Entries from a data collection:
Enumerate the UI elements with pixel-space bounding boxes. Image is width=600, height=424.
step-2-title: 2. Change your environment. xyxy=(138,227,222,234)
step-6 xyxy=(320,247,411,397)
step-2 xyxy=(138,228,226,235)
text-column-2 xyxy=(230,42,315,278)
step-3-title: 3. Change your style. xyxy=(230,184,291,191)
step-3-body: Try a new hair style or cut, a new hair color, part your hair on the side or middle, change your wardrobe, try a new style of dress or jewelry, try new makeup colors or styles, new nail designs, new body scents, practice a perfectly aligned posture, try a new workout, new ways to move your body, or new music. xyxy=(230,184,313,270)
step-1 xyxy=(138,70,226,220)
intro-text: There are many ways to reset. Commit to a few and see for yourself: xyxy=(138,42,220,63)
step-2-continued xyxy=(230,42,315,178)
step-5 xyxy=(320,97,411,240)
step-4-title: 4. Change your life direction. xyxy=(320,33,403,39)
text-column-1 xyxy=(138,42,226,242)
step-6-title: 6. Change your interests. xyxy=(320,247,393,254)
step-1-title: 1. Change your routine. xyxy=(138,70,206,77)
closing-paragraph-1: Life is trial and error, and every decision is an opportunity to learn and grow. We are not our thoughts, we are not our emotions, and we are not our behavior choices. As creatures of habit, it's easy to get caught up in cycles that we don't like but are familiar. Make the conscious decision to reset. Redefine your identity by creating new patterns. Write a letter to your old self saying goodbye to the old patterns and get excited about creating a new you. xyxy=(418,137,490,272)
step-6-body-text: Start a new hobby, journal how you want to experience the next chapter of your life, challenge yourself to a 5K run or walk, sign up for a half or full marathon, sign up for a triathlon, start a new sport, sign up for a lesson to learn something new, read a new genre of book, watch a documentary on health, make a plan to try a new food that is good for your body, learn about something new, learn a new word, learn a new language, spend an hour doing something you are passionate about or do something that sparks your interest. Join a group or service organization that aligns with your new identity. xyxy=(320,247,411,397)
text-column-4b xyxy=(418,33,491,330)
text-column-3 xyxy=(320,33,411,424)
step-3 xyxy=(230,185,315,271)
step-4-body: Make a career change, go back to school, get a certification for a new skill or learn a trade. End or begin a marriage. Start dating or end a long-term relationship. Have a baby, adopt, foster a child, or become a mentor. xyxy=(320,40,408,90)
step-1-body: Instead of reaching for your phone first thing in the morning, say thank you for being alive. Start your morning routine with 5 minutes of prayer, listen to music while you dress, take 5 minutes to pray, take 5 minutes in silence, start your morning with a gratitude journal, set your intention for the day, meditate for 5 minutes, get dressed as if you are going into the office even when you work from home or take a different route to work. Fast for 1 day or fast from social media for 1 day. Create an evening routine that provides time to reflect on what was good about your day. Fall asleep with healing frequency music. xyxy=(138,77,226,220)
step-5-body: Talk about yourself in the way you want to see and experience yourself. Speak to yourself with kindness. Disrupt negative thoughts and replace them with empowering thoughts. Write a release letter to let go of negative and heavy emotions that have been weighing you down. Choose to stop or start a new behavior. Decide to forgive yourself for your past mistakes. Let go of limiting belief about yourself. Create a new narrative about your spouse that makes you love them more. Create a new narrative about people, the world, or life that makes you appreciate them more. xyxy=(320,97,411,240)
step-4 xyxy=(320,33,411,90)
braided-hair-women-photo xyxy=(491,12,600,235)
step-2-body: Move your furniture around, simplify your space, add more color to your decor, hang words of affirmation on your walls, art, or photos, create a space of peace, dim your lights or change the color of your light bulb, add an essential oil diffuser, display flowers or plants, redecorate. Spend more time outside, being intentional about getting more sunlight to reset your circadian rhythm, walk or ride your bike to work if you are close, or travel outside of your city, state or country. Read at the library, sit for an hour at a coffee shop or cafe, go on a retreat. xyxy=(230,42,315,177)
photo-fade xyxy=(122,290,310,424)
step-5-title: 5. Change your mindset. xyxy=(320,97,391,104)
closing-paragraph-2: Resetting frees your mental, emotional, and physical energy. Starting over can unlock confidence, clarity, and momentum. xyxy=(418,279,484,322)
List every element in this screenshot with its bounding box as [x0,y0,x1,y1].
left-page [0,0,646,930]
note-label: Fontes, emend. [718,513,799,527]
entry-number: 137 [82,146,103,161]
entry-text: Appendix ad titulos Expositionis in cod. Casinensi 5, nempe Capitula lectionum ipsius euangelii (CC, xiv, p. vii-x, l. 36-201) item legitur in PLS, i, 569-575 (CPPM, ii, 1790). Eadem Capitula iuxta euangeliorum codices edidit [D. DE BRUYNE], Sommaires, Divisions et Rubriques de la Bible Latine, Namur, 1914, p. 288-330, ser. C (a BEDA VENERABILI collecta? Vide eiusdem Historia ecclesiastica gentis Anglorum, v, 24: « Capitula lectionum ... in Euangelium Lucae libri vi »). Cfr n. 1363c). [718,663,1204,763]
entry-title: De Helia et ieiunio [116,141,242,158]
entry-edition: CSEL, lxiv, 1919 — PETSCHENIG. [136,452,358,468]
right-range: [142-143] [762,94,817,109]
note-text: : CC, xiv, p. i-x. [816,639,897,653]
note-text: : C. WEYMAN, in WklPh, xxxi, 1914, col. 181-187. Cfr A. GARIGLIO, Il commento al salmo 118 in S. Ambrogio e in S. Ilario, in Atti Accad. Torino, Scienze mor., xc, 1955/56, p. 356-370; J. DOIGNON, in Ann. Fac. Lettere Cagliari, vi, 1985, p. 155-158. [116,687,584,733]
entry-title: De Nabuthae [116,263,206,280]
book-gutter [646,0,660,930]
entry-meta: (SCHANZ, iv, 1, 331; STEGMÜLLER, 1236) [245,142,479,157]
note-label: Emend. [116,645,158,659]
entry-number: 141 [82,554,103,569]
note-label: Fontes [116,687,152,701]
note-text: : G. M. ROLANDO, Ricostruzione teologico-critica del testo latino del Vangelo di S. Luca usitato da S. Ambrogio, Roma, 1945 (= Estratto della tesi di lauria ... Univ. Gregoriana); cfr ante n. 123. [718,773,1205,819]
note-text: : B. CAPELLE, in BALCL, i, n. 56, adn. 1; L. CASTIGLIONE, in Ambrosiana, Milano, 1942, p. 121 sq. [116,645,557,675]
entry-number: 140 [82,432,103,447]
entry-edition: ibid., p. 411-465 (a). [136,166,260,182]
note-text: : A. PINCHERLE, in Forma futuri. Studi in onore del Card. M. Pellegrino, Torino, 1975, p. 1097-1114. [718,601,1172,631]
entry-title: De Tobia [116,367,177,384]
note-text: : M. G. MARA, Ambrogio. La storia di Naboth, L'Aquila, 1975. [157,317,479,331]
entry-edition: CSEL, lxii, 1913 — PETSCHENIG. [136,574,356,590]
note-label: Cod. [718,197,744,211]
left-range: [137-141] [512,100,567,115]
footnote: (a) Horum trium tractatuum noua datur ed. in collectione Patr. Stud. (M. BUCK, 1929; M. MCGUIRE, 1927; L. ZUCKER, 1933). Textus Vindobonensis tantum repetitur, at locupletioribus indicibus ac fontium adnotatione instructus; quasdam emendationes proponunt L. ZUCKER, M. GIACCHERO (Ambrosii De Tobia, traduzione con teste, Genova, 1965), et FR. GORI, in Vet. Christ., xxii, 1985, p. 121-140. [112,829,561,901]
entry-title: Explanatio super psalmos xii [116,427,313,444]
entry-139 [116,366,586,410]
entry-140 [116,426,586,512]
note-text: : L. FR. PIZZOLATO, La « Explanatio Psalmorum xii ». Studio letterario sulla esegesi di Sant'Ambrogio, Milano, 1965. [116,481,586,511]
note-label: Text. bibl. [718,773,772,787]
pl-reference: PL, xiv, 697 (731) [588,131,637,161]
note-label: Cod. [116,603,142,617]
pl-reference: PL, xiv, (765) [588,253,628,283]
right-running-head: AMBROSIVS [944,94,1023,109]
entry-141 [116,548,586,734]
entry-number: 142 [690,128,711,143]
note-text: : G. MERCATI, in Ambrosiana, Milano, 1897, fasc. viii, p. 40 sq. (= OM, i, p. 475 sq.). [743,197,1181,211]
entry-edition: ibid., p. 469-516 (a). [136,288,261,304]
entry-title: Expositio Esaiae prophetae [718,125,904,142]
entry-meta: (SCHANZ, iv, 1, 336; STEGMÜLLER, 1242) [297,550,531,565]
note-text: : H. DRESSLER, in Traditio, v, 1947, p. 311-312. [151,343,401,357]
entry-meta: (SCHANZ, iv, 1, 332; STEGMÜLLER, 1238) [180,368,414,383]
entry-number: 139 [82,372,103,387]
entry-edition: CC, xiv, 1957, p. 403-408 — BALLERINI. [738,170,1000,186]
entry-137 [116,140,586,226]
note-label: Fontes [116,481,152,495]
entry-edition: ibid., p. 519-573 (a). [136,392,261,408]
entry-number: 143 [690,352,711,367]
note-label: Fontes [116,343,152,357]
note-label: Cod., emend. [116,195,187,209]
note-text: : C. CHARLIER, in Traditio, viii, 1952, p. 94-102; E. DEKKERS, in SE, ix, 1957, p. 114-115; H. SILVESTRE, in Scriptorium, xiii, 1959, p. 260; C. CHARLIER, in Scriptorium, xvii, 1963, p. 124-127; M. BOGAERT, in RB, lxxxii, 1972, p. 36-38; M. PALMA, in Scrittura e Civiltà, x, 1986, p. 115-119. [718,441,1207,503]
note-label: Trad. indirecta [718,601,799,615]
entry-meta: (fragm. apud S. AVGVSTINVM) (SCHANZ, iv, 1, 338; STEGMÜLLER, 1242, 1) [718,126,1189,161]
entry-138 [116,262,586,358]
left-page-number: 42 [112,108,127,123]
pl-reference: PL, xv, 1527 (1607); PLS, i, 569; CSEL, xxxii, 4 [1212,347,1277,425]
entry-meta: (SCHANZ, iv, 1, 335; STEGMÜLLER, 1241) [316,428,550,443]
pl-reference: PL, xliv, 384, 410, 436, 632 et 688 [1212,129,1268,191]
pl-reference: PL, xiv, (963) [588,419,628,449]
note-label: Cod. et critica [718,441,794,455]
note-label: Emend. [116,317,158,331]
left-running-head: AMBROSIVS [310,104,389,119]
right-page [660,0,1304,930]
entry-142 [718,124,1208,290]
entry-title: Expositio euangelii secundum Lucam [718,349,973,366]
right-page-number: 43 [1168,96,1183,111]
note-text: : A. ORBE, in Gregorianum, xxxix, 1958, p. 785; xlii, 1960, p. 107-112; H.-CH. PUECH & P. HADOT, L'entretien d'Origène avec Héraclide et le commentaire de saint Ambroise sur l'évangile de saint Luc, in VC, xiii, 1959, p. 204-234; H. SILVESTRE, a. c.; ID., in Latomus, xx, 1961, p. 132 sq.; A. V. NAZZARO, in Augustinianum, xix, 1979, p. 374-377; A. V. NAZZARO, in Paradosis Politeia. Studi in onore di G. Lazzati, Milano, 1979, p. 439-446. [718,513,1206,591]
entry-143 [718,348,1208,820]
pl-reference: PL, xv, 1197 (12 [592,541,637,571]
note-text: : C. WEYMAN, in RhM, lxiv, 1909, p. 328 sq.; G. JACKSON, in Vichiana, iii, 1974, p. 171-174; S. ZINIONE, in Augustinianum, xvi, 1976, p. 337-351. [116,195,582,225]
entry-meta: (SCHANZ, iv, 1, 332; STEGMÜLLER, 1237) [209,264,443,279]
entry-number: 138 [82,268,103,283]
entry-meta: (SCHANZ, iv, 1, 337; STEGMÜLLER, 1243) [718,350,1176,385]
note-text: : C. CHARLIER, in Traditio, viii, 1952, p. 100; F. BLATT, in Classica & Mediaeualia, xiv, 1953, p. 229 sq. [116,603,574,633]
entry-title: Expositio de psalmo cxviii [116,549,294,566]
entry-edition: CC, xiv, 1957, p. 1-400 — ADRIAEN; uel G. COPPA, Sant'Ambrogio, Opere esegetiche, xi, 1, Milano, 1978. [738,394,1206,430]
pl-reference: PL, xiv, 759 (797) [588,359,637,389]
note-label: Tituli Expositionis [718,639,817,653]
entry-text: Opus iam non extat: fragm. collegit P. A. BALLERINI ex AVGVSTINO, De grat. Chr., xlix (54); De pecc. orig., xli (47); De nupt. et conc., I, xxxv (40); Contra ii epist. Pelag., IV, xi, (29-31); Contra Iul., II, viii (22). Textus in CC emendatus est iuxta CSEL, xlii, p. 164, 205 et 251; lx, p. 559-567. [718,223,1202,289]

▶ [YOUR OBJECTIVE]: Take the lines from the beginning of the entries through the line with "text-column-1 xyxy=(138,42,226,242)" and change "environment" to "surroundings", keeping everything else the same.

▶ [COMPLETE ANSWER]:
Enumerate the UI elements with pixel-space bounding boxes. Image is width=600, height=424.
step-2-title: 2. Change your surroundings. xyxy=(138,227,222,234)
step-6 xyxy=(320,247,411,397)
step-2 xyxy=(138,228,226,235)
text-column-2 xyxy=(230,42,315,278)
step-3-title: 3. Change your style. xyxy=(230,184,291,191)
step-3-body: Try a new hair style or cut, a new hair color, part your hair on the side or middle, change your wardrobe, try a new style of dress or jewelry, try new makeup colors or styles, new nail designs, new body scents, practice a perfectly aligned posture, try a new workout, new ways to move your body, or new music. xyxy=(230,184,313,270)
step-1 xyxy=(138,70,226,220)
intro-text: There are many ways to reset. Commit to a few and see for yourself: xyxy=(138,42,220,63)
step-2-continued xyxy=(230,42,315,178)
step-5 xyxy=(320,97,411,240)
step-4-title: 4. Change your life direction. xyxy=(320,33,403,39)
text-column-1 xyxy=(138,42,226,242)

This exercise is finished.